All records are to be retyped faithfully and completely.

--- Material provided ---

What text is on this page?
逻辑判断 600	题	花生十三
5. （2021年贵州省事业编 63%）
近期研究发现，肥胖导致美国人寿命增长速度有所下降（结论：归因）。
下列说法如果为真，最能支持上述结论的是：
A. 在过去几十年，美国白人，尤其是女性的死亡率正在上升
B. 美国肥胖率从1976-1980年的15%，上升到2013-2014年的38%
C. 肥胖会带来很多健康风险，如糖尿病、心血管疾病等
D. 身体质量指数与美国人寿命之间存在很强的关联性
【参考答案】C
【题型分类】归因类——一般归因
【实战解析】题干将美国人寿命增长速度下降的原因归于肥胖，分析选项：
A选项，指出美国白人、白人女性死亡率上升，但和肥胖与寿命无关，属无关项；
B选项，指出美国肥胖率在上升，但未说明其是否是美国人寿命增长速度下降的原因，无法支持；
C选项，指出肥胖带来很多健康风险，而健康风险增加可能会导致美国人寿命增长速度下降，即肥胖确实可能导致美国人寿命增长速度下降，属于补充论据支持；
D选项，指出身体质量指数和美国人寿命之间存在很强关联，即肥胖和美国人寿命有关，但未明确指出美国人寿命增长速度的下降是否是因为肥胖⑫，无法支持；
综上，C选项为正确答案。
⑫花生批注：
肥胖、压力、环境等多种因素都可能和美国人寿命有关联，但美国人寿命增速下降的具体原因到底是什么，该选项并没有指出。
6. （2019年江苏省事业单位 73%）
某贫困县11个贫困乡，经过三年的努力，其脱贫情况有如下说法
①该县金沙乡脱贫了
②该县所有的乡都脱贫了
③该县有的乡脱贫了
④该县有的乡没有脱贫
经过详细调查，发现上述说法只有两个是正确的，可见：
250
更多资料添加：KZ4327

---

* **Finished answer**
What text is on this page?
逻辑判断 600	题	花生十三
5. （2021年贵州省事业编 63%）
近期研究发现，肥胖导致美国人寿命增长速度有所下降（结论：归因）。
下列说法如果为真，最能支持上述结论的是：
A. 在过去几十年，美国白人，尤其是女性的死亡率正在上升
B. 美国肥胖率从1976-1980年的15%，上升到2013-2014年的38%
C. 肥胖会带来很多健康风险，如糖尿病、心血管疾病等
D. 身体质量指数与美国人寿命之间存在很强的关联性
【参考答案】C
【题型分类】归因类——一般归因
【实战解析】题干将美国人寿命增长速度下降的原因归于肥胖，分析选项：
A选项，指出美国白人、白人女性死亡率上升，但和肥胖与寿命无关，属无关项；
B选项，指出美国肥胖率在上升，但未说明其是否是美国人寿命增长速度下降的原因，无法支持；
C选项，指出肥胖带来很多健康风险，而健康风险增加可能会导致美国人寿命增长速度下降，即肥胖确实可能导致美国人寿命增长速度下降，属于补充论据支持；
D选项，指出身体质量指数和美国人寿命之间存在很强关联，即肥胖和美国人寿命有关，但未明确指出美国人寿命增长速度的下降是否是因为肥胖⑫，无法支持；
综上，C选项为正确答案。
⑫花生批注：
肥胖、压力、环境等多种因素都可能和美国人寿命有关联，但美国人寿命增速下降的具体原因到底是什么，该选项并没有指出。
6. （2019年江苏省事业单位 73%）
某贫困县11个贫困乡，经过三年的努力，其脱贫情况有如下说法
①该县金沙乡脱贫了
②该县所有的乡都脱贫了
③该县有的乡脱贫了
④该县有的乡没有脱贫
经过详细调查，发现上述说法只有两个是正确的，可见：
250
更多资料添加：KZ4327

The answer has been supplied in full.